(Dataset rows)

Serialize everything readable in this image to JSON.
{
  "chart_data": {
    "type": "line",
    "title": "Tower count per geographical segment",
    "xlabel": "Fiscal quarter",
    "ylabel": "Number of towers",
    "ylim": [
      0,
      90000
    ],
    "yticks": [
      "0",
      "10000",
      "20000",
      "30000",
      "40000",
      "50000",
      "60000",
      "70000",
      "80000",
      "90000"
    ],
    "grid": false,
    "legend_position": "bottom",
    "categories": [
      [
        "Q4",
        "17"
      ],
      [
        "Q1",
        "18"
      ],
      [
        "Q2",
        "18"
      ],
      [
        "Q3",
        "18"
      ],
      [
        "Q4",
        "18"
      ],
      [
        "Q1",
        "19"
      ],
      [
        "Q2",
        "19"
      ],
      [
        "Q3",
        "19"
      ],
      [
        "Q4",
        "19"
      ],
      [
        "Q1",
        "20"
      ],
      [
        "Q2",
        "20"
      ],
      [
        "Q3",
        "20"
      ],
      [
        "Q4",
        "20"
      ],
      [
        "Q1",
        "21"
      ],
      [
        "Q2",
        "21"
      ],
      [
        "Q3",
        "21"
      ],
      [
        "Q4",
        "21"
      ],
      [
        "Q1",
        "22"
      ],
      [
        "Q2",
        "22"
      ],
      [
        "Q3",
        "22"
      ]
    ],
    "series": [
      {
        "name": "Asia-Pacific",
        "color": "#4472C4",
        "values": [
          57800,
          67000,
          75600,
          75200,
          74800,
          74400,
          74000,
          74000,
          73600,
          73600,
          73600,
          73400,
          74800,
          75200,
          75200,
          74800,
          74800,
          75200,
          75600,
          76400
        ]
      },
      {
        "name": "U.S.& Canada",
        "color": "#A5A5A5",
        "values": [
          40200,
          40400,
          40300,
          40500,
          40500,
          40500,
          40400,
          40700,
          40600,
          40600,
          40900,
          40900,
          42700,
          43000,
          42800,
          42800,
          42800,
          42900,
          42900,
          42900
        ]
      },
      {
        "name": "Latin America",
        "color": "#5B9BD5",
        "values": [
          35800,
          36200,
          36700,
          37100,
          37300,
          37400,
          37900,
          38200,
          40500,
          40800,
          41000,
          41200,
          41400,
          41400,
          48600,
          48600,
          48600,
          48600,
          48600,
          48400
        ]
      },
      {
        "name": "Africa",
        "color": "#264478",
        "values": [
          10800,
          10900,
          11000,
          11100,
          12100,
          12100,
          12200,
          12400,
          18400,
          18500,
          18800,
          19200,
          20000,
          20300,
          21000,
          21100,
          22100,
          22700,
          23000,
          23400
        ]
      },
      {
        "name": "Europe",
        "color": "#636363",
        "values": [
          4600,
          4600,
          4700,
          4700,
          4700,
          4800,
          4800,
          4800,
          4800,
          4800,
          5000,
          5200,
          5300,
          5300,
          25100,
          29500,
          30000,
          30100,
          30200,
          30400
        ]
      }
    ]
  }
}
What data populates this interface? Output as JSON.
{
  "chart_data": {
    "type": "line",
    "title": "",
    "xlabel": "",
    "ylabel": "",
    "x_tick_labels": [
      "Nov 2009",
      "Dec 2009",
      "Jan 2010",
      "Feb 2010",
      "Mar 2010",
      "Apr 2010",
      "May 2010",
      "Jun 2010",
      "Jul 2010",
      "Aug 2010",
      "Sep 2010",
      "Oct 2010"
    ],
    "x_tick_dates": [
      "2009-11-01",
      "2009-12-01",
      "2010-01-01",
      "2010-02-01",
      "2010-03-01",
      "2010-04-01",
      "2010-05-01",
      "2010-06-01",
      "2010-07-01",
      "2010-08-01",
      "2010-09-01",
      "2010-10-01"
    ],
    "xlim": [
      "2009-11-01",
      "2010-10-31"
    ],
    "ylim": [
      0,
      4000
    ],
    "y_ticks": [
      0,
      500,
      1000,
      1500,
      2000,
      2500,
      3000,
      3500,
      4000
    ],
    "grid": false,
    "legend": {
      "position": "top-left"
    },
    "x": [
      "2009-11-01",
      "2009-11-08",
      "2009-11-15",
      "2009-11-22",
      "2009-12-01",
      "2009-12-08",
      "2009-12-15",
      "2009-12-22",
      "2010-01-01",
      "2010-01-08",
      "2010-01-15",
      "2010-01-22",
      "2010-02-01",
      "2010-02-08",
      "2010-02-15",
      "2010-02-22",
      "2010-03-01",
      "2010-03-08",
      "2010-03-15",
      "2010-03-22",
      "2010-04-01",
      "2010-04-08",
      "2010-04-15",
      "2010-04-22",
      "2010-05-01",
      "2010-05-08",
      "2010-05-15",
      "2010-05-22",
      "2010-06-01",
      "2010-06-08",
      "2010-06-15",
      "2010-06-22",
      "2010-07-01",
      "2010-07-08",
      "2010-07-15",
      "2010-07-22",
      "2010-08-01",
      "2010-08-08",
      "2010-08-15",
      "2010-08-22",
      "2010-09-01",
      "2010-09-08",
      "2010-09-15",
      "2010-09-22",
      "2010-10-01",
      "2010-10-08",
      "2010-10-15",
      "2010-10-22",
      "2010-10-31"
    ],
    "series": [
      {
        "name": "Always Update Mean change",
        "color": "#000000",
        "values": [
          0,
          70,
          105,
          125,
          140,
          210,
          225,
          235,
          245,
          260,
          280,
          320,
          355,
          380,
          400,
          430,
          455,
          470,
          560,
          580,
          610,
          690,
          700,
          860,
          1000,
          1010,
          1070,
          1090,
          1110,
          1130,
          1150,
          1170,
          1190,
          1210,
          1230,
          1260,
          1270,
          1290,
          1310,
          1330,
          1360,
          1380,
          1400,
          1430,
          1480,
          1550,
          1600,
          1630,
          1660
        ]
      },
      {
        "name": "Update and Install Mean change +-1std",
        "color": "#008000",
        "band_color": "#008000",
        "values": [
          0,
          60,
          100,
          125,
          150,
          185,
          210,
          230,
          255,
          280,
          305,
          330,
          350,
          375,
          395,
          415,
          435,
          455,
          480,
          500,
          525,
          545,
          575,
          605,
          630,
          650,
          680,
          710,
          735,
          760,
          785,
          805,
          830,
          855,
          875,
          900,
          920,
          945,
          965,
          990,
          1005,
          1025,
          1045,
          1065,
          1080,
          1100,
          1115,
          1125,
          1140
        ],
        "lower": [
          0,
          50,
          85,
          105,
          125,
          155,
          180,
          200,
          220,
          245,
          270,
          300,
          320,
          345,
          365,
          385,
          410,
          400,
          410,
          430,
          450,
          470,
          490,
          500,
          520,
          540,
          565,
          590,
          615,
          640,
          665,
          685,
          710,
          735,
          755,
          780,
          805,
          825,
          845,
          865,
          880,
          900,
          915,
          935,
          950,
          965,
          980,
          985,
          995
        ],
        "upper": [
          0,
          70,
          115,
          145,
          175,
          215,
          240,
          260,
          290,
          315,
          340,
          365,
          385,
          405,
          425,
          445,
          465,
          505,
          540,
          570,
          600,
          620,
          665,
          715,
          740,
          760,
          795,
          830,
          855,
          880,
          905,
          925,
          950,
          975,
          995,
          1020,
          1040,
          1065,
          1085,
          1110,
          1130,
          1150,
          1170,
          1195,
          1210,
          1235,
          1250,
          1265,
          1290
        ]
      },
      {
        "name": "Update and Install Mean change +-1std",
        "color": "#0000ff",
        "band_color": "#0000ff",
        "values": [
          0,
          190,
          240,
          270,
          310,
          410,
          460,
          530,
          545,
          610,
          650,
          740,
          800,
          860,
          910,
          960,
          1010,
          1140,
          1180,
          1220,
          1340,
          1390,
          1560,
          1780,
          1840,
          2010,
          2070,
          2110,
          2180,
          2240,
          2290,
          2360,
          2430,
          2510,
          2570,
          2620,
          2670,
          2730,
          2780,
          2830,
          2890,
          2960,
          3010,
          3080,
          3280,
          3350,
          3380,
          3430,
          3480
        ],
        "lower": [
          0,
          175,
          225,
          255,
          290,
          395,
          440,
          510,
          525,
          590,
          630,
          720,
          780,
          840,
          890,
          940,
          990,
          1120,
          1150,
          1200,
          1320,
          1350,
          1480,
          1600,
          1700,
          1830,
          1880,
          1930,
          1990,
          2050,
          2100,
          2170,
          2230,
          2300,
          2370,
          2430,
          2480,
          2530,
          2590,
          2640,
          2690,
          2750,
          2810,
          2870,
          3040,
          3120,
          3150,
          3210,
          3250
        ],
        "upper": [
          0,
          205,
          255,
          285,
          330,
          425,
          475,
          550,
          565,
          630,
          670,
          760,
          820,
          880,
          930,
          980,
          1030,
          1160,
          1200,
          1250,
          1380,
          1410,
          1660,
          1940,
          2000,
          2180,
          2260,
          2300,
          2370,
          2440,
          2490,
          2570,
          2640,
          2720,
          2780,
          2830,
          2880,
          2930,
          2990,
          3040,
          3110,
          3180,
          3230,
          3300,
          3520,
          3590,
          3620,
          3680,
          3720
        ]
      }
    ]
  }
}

# Exercise:
Go through the records above, find every line with the word "title", and list those lines.

# Output of the exercise:
    "title": "Tower count per geographical segment",
    "title": "",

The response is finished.